Task brief >> Count how many lines of the data include "title". The answer is that number and nothing else.

Input material >>
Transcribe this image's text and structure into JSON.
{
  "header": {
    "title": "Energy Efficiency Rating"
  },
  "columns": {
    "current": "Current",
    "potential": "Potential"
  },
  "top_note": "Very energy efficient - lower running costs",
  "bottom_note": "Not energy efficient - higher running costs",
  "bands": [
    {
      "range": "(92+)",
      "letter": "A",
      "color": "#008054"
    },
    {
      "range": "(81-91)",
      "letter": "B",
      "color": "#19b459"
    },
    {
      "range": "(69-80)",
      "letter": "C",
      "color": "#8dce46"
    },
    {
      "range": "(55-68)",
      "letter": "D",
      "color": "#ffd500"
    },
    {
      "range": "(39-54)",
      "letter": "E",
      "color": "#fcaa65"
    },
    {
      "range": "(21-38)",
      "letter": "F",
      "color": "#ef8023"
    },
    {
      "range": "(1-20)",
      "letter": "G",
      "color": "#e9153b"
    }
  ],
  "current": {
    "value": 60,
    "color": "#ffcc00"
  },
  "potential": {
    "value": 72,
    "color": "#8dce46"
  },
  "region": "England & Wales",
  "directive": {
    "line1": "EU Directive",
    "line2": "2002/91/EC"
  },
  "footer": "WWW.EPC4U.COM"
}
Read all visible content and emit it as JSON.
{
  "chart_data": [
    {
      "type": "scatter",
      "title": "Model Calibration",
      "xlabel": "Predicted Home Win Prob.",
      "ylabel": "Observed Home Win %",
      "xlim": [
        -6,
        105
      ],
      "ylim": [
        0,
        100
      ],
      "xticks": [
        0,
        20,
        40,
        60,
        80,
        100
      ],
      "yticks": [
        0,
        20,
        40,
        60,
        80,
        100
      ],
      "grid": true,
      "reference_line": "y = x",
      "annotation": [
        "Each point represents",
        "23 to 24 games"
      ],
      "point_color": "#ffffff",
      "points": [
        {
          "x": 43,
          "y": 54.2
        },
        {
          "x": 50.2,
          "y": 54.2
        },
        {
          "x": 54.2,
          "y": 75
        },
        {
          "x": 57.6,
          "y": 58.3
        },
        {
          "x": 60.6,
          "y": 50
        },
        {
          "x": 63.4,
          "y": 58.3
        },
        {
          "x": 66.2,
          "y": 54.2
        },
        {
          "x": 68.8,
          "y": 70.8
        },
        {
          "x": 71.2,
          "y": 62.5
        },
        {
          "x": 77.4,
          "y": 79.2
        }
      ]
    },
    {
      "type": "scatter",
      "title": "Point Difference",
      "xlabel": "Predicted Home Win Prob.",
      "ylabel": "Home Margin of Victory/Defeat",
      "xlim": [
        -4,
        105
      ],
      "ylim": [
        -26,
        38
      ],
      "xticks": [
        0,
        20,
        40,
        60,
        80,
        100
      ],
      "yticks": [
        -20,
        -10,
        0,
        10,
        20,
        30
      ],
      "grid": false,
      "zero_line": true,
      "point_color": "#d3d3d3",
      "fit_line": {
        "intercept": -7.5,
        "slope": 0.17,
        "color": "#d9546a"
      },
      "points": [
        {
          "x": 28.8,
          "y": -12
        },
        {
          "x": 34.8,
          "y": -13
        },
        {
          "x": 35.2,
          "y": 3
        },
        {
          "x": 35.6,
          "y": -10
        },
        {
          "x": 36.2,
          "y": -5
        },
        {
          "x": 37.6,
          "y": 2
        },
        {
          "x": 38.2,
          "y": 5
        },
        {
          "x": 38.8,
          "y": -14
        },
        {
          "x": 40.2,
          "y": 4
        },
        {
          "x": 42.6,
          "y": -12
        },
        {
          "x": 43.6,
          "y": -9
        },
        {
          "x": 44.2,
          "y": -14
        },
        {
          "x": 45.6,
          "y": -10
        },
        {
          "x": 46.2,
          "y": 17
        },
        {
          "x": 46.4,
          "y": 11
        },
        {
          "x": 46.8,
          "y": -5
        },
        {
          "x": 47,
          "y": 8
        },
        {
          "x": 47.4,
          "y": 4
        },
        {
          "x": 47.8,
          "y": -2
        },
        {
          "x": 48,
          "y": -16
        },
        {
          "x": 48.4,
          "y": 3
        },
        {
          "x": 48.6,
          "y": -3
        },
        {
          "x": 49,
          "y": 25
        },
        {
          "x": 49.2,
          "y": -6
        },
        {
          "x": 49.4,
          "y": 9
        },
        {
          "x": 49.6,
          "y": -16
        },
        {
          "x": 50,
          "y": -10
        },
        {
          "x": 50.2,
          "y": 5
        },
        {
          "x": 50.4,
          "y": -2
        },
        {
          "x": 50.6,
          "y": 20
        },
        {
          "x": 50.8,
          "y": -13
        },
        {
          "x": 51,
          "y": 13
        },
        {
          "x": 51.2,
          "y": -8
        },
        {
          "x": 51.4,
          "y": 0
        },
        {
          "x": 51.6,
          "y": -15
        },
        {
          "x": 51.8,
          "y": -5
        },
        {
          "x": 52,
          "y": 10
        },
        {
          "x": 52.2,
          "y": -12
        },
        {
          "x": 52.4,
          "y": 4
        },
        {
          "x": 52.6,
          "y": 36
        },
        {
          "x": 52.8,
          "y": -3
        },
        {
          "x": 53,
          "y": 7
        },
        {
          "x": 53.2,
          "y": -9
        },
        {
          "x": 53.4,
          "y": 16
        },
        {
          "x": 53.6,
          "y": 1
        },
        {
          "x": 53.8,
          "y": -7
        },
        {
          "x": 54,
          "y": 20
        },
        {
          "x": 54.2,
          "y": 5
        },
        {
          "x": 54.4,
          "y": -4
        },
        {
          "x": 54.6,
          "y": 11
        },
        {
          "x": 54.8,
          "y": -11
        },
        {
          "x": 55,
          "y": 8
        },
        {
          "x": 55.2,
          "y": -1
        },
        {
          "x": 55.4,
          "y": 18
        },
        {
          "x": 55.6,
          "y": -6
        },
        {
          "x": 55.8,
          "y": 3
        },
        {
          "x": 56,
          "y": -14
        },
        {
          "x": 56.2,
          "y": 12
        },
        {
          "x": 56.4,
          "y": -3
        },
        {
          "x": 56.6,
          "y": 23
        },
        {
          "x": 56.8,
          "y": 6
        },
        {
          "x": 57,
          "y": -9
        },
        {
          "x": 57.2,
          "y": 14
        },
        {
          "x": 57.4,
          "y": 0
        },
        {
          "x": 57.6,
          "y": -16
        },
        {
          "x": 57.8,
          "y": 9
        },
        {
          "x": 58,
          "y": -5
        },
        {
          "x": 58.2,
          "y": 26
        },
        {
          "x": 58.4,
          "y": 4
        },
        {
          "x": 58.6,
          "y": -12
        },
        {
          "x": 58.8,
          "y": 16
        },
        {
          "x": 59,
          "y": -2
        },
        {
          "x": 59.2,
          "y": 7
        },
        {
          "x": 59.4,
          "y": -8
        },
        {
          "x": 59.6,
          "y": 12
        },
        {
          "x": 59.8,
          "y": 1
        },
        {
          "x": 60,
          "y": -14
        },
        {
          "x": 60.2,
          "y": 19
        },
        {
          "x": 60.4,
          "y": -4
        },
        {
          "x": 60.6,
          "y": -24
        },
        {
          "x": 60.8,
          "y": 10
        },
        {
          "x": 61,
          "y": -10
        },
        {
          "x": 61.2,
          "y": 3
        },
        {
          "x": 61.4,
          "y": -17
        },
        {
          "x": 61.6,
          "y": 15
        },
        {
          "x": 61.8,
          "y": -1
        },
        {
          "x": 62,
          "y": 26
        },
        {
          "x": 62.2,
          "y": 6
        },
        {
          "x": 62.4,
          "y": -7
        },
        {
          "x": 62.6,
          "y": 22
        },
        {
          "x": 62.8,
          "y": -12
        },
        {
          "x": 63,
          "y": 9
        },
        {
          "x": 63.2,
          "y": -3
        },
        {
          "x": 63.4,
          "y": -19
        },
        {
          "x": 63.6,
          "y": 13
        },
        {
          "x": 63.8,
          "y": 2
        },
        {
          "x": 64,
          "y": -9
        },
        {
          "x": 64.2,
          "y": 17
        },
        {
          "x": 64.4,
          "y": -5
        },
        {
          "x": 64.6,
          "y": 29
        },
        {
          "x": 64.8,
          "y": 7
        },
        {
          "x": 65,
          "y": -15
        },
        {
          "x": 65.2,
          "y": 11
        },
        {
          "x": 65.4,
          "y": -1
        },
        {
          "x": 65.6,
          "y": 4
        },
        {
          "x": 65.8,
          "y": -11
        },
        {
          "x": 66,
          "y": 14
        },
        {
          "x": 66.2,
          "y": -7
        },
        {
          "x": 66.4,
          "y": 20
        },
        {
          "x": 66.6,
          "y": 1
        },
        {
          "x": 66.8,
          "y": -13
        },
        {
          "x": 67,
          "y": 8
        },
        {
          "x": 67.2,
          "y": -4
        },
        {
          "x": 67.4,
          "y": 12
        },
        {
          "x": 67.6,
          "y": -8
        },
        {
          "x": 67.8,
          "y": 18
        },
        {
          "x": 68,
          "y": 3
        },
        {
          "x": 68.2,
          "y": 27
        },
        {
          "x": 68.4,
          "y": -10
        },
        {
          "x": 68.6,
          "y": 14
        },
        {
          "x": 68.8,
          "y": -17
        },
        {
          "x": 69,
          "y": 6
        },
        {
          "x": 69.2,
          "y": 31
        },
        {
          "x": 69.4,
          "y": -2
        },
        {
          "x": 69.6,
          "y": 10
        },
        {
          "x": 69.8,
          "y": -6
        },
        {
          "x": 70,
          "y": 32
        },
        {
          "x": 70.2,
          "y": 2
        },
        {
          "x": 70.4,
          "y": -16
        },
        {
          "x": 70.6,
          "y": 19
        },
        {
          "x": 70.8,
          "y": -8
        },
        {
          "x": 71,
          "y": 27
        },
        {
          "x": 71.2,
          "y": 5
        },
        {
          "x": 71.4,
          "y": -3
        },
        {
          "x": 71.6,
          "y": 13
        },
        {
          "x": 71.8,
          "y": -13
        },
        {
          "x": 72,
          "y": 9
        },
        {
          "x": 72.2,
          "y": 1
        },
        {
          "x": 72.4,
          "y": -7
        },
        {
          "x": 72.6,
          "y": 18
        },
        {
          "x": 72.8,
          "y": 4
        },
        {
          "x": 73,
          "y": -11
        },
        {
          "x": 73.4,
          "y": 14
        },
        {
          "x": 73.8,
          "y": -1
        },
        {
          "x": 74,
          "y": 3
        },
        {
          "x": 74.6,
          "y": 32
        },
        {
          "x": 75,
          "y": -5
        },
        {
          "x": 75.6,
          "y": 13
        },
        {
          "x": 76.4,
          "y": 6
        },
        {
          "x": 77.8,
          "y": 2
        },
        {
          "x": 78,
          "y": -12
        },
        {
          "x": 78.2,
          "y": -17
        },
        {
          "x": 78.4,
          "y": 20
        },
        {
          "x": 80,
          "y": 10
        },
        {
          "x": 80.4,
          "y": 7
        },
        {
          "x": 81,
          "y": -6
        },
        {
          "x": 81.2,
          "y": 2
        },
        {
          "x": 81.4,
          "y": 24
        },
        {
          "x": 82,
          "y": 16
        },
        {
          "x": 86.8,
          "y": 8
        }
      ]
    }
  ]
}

Finished answer >> 3